* [Passage shown]:

Polycomb repressive complex 2 is a critical mediator of allergic inflammation.

Author information

1
The Walter and Eliza Hall Institute of Medical Research, Parkville, Victoria, Australia.
2
Department of Medical Biology, The University of Melbourne, Parkville, Victoria, Australia.
3
Priority Research Centre for Healthy Lungs, Hunter Medical Research Institute and the University of Newcastle, Newcastle, Australia.
4
Centre for Inflammation, Centenary Institute and University of Technology Sydney, Sydney, Australia.

* [Dataset excerpts]:

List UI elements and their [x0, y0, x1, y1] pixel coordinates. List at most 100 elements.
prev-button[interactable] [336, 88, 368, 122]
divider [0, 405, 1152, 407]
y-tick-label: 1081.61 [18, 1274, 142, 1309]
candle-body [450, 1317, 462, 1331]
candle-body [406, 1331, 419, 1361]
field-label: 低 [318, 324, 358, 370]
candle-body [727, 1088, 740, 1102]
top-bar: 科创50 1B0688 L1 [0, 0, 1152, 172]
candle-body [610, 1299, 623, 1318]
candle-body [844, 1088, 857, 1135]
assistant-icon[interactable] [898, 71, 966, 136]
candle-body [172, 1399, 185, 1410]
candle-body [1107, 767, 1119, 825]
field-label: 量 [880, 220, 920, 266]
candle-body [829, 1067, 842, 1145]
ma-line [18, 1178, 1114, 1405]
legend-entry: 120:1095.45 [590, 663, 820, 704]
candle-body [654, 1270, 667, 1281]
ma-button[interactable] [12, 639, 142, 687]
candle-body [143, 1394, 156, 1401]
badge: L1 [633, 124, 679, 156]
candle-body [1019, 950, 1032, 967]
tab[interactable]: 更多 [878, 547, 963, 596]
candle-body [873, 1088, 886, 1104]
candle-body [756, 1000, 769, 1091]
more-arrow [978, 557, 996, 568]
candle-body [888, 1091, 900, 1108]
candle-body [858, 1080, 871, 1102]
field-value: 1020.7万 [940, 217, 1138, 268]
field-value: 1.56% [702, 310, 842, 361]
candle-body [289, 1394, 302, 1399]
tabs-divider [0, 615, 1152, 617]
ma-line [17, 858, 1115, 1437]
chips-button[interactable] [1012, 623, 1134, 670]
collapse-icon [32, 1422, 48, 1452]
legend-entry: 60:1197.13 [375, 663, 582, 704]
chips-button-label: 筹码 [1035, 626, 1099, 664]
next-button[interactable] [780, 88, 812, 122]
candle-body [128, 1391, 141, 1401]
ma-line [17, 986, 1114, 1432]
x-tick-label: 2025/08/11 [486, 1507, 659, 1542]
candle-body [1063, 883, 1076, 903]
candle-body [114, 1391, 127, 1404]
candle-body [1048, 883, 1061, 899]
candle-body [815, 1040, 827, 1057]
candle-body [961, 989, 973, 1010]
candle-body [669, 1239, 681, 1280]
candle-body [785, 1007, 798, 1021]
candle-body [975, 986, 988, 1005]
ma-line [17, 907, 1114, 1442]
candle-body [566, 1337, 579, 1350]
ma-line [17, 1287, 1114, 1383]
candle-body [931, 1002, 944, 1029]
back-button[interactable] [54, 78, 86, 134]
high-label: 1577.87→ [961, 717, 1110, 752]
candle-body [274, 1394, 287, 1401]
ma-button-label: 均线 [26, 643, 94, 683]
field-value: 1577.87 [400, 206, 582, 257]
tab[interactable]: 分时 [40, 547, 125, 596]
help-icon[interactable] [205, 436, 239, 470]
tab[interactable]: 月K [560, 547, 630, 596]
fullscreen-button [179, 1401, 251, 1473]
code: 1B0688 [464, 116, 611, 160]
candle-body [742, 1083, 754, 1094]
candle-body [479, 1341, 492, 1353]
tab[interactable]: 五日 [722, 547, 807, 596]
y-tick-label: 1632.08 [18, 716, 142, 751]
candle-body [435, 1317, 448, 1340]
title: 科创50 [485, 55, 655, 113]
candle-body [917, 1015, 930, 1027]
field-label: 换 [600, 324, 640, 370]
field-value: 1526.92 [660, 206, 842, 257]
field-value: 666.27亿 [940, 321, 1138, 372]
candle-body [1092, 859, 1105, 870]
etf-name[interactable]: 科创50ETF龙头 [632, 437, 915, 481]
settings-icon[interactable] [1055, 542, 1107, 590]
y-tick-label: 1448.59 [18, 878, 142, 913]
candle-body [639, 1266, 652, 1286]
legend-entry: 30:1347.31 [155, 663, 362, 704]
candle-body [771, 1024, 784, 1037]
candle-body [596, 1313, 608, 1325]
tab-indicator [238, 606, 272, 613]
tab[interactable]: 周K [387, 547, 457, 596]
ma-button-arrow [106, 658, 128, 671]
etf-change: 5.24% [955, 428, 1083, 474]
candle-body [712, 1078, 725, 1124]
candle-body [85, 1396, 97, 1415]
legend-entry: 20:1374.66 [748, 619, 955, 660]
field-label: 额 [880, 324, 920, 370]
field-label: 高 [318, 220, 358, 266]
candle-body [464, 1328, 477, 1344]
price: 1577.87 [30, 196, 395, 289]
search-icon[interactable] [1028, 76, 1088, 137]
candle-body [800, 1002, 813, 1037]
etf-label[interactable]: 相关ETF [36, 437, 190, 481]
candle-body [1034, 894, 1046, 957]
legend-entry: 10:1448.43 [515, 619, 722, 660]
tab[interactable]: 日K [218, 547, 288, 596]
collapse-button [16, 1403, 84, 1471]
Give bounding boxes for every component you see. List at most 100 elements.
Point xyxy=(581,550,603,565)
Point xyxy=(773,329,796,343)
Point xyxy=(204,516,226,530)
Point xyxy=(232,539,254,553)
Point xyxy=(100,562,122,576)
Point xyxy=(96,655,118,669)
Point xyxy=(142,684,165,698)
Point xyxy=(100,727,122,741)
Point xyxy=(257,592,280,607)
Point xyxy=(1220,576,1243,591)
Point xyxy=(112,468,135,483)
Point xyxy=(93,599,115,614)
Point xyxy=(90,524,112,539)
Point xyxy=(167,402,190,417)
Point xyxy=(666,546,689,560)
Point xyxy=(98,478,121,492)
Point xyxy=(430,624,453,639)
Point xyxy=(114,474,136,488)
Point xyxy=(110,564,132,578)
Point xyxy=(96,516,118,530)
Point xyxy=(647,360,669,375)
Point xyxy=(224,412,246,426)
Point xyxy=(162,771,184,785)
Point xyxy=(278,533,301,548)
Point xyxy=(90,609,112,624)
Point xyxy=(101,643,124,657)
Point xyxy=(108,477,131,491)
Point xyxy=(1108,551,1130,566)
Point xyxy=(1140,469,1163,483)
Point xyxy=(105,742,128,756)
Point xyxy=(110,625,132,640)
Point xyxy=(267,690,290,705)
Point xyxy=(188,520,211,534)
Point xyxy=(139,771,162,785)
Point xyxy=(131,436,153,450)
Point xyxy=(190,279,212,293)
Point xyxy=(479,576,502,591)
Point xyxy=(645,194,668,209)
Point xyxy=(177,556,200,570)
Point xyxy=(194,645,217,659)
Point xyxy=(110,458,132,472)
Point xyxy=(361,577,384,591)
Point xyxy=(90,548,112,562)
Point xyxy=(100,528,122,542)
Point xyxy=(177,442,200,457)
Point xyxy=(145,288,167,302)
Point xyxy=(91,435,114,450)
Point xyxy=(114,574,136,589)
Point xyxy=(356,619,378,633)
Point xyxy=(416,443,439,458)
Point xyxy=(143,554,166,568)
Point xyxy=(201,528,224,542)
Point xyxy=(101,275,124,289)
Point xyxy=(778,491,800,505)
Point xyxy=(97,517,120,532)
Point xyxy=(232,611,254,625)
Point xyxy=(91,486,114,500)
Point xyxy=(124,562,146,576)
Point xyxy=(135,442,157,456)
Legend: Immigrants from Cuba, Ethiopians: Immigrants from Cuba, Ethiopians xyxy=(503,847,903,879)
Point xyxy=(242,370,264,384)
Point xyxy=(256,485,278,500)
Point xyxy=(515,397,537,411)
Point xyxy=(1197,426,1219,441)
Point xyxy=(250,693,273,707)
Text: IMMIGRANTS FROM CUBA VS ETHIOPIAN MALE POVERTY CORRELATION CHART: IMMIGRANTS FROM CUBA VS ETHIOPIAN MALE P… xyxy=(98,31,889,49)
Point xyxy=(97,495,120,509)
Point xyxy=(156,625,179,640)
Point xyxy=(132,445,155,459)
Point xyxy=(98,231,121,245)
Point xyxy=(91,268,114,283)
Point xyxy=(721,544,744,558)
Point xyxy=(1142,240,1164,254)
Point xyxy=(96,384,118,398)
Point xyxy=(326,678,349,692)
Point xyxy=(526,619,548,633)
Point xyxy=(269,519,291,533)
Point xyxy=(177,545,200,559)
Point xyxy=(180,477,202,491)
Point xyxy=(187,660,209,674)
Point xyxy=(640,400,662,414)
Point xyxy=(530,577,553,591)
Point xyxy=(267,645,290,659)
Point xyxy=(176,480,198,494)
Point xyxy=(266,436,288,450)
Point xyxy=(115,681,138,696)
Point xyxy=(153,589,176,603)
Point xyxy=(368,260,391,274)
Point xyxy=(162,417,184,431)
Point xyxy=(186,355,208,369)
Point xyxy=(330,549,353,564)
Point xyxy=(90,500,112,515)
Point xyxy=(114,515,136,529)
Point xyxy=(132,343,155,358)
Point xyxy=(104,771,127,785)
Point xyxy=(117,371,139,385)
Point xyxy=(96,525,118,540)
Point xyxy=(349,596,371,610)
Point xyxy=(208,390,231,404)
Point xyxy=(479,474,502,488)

* [Work instruction A]:
Translate the title sentence of the passage on Polycomb repressive complex 2, "Polycomb repressive complex 2 is a critical mediator of allergic inflammation.", into Spanish.
* [Work instruction B]:
Go on with the passage on Polycomb repressive complex 2, starting right after its last listed affiliation.

* [Response A]:
El complejo represivo Polycomb 2 es un mediador crítico de la inflamación alérgica.

* [Response B]:
Abstract

Strategies that intervene with the development of immune-mediated diseases are urgently needed, as current treatments mostly focus on alleviating symptoms rather than reversing the disease. Targeting enzymes involved in epigenetic modifications to chromatin represents an alternative strategy that has the potential to perturb the function of the lymphocytes that drive the immune response. Here, we report that 2 major epigenetic silencing pathways are increased after T cell activation. By specific inactivation of these molecules in the T cell compartment in vivo, we demonstrate that the polycomb repressive complex 2 (PRC2) is essential for the generation of allergic responses. Furthermore, we show that small-molecule inhibition of the PRC2 methyltransferase, enhancer of zeste homolog 2 (Ezh2), reduces allergic inflammation in mice. Therefore, by systematically surveying the pathways involved in epigenetic gene silencing we have identified Ezh2 as a target for the suppression of allergic disease.